Problem statement - Find the word "content" in the listing; pull out each line holding it.

━━━

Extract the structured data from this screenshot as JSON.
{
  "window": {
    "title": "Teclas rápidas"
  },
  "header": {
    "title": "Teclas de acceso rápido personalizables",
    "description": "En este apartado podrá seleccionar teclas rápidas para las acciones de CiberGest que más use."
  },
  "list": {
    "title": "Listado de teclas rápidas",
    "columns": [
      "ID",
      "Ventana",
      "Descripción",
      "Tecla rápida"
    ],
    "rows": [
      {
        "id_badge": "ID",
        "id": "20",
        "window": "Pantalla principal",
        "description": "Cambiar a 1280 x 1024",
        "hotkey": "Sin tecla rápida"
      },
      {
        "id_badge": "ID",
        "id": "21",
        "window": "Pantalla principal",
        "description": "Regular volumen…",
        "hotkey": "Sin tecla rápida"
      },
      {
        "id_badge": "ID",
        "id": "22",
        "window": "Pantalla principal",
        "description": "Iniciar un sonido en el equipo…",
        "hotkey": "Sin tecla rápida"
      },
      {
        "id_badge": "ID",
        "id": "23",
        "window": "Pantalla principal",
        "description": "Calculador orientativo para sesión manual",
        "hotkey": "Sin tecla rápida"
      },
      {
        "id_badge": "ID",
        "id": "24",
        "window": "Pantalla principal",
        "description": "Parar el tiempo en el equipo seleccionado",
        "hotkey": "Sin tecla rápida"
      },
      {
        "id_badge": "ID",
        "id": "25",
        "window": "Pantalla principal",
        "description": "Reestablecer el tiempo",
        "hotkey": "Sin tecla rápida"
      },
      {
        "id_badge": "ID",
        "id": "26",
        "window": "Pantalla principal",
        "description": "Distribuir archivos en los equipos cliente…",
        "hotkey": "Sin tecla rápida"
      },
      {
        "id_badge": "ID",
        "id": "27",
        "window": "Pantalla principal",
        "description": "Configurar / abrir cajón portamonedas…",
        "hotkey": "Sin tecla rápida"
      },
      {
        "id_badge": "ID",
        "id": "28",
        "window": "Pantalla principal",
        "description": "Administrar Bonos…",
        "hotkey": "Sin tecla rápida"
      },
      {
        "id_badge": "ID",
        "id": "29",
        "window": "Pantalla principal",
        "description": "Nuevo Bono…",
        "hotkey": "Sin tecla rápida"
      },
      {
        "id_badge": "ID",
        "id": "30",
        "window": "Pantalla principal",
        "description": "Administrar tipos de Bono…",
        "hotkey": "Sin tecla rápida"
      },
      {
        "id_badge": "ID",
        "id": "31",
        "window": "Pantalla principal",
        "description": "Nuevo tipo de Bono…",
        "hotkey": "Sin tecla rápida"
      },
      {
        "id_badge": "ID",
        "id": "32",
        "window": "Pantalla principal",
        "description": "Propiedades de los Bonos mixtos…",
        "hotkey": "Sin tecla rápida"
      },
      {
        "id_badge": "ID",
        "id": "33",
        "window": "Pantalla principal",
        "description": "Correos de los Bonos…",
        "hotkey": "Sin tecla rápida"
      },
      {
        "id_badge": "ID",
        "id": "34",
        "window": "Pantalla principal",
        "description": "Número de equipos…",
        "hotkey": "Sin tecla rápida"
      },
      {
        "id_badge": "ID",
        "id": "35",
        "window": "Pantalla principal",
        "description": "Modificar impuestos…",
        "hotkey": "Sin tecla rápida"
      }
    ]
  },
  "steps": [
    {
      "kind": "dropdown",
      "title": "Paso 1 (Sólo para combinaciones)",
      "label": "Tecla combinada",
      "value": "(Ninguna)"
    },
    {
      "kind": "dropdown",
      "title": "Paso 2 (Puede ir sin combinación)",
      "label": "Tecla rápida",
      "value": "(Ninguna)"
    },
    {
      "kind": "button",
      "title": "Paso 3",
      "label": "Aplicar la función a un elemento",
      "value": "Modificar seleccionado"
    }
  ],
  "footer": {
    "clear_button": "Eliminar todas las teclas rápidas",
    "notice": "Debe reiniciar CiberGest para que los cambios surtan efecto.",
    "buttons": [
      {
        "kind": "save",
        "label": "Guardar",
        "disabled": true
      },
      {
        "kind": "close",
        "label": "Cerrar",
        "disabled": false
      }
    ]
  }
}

━━━

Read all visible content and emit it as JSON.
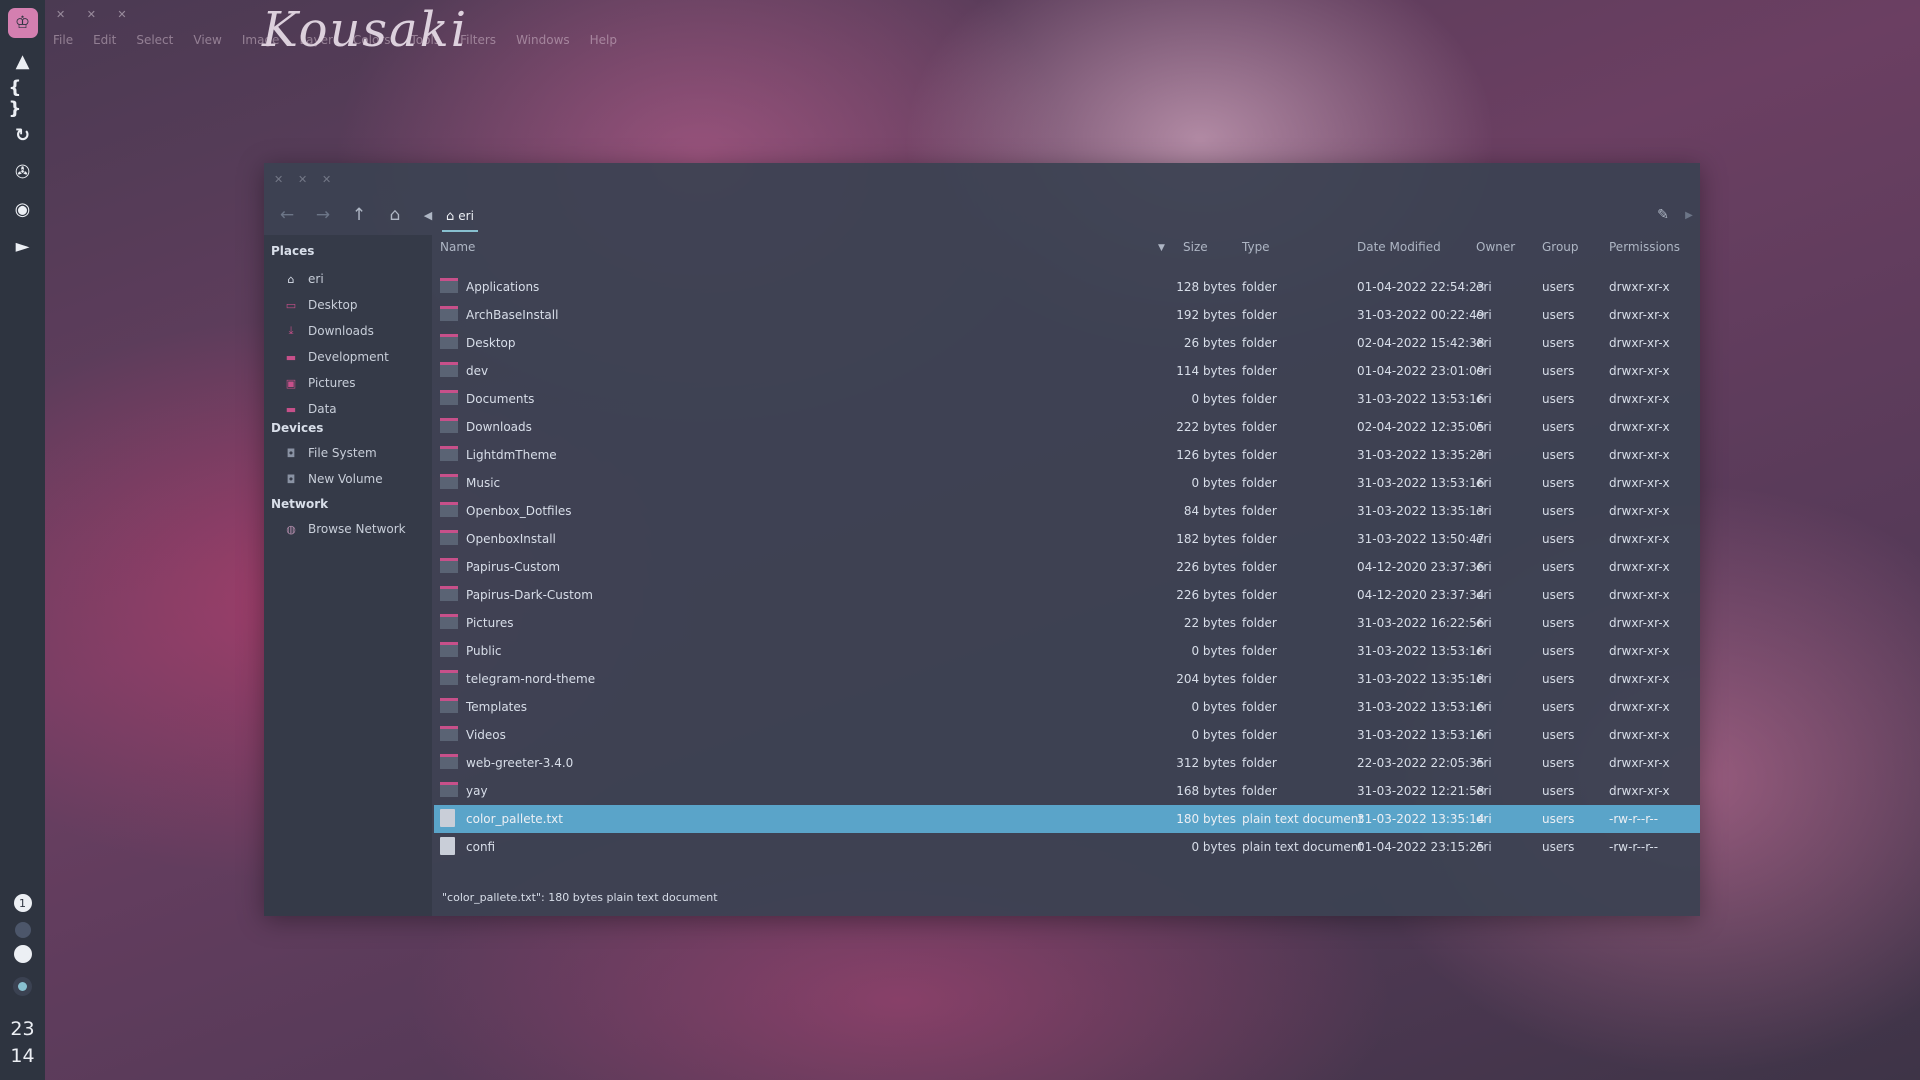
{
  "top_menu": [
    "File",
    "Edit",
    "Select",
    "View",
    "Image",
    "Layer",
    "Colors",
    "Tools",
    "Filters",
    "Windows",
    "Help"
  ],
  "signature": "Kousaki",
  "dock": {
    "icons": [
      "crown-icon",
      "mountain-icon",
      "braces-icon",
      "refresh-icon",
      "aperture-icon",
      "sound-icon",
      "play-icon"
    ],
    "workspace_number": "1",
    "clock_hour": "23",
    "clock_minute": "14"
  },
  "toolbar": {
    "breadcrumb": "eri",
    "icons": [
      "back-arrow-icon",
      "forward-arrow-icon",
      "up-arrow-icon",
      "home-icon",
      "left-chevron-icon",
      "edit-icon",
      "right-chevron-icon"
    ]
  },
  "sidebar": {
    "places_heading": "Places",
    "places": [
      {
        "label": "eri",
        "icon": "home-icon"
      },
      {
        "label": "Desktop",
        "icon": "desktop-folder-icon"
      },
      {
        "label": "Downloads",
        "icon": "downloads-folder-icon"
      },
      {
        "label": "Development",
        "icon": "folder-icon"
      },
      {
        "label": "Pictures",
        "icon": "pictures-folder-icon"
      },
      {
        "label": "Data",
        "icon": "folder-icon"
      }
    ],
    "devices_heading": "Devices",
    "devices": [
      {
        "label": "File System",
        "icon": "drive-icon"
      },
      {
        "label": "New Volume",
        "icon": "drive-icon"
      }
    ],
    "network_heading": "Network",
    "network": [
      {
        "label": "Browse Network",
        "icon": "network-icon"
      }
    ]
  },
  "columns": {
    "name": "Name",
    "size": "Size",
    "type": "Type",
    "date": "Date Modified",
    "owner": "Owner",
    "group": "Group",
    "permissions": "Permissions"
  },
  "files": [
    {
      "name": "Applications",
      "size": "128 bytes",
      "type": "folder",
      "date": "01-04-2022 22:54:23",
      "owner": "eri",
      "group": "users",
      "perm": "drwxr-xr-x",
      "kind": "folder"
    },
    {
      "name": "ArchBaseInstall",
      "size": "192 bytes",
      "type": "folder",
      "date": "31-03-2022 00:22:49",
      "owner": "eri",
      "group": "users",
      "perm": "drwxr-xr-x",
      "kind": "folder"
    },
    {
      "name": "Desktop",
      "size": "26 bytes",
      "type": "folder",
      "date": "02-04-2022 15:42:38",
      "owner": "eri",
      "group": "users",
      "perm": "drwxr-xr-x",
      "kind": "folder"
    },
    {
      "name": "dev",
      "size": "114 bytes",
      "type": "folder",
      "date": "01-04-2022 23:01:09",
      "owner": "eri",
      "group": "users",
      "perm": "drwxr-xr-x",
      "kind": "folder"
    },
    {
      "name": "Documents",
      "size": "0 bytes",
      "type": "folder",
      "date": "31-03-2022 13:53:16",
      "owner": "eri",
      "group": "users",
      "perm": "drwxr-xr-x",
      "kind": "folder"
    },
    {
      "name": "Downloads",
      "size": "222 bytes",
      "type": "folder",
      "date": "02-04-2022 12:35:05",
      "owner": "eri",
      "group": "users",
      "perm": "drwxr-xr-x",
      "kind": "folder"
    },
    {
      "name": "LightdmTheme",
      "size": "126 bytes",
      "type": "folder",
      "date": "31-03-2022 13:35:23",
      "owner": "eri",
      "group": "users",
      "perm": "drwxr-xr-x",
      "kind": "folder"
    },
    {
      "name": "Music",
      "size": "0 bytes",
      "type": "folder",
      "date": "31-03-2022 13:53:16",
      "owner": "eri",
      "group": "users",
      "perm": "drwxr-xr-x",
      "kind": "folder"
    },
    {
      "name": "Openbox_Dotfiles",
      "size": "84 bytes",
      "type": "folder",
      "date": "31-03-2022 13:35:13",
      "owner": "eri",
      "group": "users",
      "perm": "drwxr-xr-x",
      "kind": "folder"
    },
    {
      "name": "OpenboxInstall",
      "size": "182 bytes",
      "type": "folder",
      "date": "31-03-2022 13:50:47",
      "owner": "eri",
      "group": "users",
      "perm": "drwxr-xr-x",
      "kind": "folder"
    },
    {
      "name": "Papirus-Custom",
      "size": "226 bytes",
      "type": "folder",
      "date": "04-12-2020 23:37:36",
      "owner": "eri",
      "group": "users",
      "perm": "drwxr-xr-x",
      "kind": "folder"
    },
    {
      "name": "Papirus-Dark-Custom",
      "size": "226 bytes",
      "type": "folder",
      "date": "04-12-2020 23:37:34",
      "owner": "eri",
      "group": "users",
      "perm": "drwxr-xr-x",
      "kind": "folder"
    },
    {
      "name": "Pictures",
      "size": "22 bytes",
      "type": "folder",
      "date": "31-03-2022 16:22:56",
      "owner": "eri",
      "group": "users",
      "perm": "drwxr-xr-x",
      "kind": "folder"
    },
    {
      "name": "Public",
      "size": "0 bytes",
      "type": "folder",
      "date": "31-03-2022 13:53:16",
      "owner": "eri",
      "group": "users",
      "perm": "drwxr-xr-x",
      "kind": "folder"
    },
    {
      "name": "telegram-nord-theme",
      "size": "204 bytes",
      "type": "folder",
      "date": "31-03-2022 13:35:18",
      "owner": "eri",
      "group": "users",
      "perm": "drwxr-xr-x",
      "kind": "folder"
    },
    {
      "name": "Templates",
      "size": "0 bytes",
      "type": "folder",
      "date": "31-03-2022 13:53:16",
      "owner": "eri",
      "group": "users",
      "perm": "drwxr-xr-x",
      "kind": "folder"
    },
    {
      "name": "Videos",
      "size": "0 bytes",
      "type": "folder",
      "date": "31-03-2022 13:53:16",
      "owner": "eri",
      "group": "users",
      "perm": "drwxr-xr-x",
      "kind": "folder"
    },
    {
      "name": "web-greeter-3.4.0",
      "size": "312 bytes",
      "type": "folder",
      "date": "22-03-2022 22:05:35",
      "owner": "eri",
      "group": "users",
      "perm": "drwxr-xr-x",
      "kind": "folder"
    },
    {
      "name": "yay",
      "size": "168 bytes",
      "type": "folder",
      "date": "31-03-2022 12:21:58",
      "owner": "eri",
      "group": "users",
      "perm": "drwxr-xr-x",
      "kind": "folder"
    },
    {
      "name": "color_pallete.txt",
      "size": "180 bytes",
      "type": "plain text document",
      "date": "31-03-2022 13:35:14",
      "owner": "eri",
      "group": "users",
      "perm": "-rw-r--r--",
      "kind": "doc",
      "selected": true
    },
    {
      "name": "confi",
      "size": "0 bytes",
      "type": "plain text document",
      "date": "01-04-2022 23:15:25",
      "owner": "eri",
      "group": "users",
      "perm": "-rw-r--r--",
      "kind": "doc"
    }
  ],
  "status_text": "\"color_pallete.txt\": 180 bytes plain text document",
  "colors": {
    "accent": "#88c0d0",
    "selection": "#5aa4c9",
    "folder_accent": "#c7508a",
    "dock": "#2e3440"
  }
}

━━━

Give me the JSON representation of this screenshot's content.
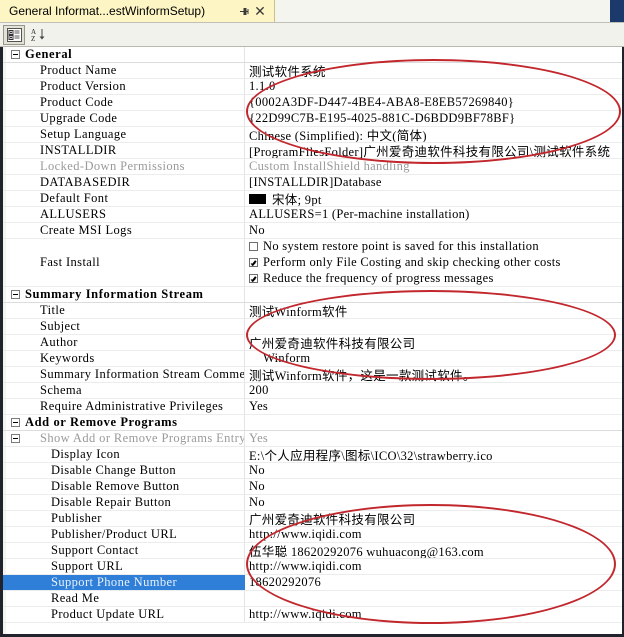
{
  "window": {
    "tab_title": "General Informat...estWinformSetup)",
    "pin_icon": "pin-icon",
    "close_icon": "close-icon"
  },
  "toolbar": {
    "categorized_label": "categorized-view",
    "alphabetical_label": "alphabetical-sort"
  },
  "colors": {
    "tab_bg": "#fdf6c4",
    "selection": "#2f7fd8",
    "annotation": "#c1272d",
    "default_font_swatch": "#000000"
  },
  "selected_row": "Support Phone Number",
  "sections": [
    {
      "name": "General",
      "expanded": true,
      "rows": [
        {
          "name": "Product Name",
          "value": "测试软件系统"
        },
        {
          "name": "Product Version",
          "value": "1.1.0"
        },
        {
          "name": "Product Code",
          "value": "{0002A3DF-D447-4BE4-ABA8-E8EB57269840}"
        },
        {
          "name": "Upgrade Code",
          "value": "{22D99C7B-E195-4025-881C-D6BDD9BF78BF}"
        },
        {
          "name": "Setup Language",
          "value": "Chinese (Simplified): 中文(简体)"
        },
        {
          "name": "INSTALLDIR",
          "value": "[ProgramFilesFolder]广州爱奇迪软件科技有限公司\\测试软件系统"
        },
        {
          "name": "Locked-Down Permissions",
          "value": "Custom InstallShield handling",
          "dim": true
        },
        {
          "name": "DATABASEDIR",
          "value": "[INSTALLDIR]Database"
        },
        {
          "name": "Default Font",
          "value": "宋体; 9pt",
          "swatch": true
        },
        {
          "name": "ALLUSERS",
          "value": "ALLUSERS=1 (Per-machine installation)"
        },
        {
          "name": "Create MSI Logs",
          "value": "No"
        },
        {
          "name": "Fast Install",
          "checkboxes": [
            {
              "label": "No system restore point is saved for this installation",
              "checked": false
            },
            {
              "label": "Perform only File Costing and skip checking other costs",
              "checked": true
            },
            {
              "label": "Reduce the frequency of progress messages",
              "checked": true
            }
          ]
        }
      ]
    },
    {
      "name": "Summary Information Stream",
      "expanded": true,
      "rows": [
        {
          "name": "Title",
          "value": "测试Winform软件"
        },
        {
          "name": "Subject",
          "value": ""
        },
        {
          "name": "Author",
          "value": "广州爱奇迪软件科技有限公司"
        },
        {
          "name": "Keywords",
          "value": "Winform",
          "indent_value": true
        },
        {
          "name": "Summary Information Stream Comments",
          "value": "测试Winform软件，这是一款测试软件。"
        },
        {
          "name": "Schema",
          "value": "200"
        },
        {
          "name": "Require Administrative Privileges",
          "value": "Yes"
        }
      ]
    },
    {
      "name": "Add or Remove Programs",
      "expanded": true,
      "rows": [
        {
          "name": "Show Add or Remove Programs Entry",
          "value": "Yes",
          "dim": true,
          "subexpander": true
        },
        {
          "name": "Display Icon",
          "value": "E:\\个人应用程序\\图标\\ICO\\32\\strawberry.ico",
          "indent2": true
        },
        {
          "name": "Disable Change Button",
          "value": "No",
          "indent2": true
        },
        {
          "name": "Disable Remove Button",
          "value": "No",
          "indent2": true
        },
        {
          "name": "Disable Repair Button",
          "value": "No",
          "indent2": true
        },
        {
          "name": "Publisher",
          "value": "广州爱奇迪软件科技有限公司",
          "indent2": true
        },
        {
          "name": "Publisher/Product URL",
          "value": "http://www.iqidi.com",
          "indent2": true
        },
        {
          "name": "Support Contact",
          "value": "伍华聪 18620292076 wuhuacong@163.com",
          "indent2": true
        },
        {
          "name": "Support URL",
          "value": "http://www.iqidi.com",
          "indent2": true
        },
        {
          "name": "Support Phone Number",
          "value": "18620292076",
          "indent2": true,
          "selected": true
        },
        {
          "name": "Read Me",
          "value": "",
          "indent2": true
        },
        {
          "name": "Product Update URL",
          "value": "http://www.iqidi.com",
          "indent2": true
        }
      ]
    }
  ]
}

━━━

Written response -
Read all visible content and emit it as JSON.
Give me the JSON representation of this screenshot's content.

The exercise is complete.